··· EXTRACTED DATA ···

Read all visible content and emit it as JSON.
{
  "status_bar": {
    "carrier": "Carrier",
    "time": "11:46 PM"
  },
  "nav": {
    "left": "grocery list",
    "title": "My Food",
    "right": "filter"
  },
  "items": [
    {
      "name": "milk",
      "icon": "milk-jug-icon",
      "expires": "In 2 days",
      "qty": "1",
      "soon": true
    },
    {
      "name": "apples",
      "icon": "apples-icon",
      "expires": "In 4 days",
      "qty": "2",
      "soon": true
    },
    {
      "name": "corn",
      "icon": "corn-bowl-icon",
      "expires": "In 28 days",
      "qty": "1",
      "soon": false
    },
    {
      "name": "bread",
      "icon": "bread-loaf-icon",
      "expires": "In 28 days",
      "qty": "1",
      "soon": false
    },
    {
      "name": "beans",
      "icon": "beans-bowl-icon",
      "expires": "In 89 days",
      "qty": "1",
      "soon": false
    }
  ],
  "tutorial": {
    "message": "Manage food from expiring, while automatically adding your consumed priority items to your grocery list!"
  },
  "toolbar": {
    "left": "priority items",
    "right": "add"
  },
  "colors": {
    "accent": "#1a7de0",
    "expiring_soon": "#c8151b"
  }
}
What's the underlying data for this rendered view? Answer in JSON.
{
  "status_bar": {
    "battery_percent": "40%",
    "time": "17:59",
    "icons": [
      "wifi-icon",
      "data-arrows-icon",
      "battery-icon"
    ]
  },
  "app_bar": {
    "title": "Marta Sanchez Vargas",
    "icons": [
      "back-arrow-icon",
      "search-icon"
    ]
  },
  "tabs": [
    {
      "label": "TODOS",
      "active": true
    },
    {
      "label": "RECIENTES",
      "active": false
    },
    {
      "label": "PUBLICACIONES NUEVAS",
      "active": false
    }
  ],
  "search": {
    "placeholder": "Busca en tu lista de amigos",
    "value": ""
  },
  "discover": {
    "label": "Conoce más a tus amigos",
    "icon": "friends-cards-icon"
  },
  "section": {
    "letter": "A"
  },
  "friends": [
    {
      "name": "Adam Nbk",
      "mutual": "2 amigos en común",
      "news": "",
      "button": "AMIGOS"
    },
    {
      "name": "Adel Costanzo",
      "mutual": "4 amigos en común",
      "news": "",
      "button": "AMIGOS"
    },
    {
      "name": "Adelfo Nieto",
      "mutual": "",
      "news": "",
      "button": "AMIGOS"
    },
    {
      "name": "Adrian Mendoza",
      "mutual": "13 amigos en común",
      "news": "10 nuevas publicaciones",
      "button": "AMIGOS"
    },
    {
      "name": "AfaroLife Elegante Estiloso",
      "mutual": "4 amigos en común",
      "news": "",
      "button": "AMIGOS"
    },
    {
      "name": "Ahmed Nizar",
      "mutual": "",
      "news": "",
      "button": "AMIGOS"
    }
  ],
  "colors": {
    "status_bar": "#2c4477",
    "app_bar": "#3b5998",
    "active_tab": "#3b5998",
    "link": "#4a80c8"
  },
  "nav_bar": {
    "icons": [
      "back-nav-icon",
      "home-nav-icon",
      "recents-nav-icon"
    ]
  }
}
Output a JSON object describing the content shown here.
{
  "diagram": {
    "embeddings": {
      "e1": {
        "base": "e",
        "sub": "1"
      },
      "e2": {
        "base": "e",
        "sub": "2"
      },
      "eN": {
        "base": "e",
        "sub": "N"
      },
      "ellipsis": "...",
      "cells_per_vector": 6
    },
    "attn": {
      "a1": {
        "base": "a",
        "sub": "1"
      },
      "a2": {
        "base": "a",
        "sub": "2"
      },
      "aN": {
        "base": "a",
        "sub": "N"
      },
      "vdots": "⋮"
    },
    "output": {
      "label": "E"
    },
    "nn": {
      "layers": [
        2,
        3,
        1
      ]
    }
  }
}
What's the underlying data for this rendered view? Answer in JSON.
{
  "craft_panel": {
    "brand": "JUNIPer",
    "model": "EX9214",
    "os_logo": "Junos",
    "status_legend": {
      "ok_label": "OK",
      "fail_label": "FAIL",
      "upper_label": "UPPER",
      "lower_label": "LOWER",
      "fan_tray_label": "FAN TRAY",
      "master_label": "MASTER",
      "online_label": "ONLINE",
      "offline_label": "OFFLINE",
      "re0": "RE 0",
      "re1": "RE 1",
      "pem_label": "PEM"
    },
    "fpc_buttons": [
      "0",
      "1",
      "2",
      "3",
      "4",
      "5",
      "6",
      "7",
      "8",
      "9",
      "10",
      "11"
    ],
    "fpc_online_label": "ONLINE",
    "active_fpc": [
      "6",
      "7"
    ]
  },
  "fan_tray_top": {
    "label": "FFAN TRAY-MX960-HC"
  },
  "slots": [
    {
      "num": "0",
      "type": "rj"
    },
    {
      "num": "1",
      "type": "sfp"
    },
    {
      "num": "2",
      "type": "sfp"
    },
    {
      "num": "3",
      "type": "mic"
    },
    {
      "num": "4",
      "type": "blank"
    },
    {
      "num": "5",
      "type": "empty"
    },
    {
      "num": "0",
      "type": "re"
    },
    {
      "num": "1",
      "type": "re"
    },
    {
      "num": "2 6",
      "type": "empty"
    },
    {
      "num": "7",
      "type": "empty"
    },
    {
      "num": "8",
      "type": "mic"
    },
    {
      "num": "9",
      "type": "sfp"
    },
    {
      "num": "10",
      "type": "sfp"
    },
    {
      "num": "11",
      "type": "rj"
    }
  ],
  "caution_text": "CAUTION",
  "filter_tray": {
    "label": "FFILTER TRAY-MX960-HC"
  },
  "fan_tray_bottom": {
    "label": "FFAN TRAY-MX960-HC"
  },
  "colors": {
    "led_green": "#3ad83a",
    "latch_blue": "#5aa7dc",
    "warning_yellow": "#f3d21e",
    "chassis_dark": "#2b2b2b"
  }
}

···

* _REQUIREMENTS_
Locate all lines that include the word "left" and copy them out.

* _COMPLETED TASK_
    "left": "grocery list",
    "left": "priority items",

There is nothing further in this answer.